(Dataset excerpts)
#####

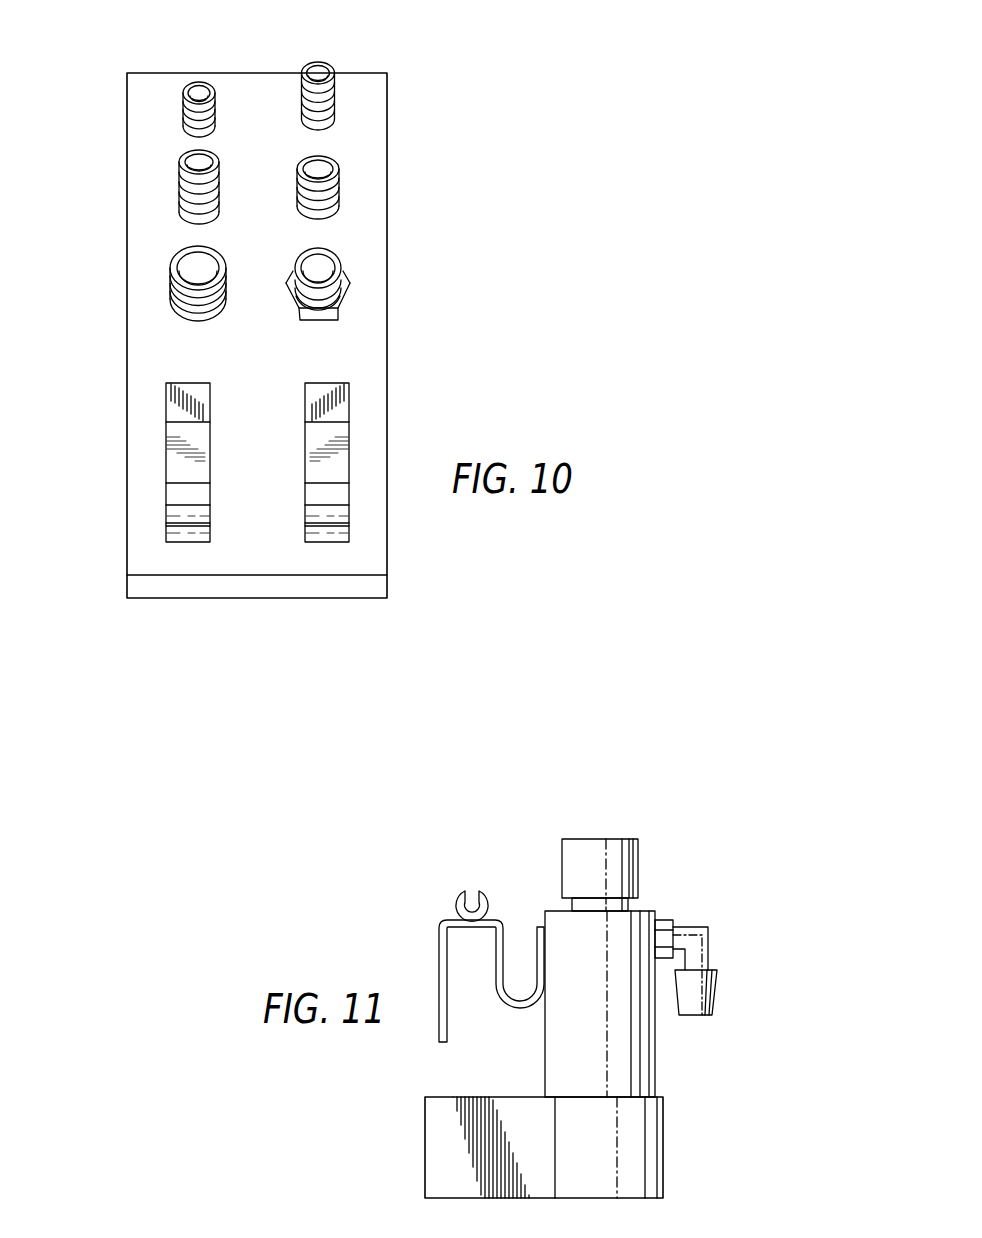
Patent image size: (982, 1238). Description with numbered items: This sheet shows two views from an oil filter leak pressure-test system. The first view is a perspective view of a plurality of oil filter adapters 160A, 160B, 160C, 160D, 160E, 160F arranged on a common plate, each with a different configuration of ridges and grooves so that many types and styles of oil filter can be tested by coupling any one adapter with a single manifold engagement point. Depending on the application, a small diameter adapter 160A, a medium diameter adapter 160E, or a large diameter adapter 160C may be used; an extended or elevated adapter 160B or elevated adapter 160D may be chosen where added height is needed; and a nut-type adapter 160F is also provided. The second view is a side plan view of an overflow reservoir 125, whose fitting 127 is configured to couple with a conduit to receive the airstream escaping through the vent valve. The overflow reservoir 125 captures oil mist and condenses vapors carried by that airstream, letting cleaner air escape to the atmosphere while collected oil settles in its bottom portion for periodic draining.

In FIG. 10, the small diameter adapter 160A is at (192, 80).
In FIG. 10, the elevated adapter 160B is at (180, 160).
In FIG. 10, the large diameter adapter 160C is at (171, 266).
In FIG. 10, the elevated adapter 160D is at (320, 62).
In FIG. 10, the medium diameter adapter 160E is at (337, 166).
In FIG. 10, the nut-type adapter 160F is at (345, 282).
In FIG. 11, the overflow reservoir 125 is at (563, 930).
In FIG. 11, the fitting 127 is at (708, 947).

#####

Goal
Could you rewrite the records above, changing every "oil filter" to "fuel filter" and keeping everything else the same? Don't include the pictures in your answer.

Response below
Patent image size: (982, 1238). Description with numbered items: This sheet shows two views from an fuel filter leak pressure-test system. The first view is a perspective view of a plurality of fuel filter adapters 160A, 160B, 160C, 160D, 160E, 160F arranged on a common plate, each with a different configuration of ridges and grooves so that many types and styles of fuel filter can be tested by coupling any one adapter with a single manifold engagement point. Depending on the application, a small diameter adapter 160A, a medium diameter adapter 160E, or a large diameter adapter 160C may be used; an extended or elevated adapter 160B or elevated adapter 160D may be chosen where added height is needed; and a nut-type adapter 160F is also provided. The second view is a side plan view of an overflow reservoir 125, whose fitting 127 is configured to couple with a conduit to receive the airstream escaping through the vent valve. The overflow reservoir 125 captures oil mist and condenses vapors carried by that airstream, letting cleaner air escape to the atmosphere while collected oil settles in its bottom portion for periodic draining.

In FIG. 10, the small diameter adapter 160A is at (192, 80).
In FIG. 10, the elevated adapter 160B is at (180, 160).
In FIG. 10, the large diameter adapter 160C is at (171, 266).
In FIG. 10, the elevated adapter 160D is at (320, 62).
In FIG. 10, the medium diameter adapter 160E is at (337, 166).
In FIG. 10, the nut-type adapter 160F is at (345, 282).
In FIG. 11, the overflow reservoir 125 is at (563, 930).
In FIG. 11, the fitting 127 is at (708, 947).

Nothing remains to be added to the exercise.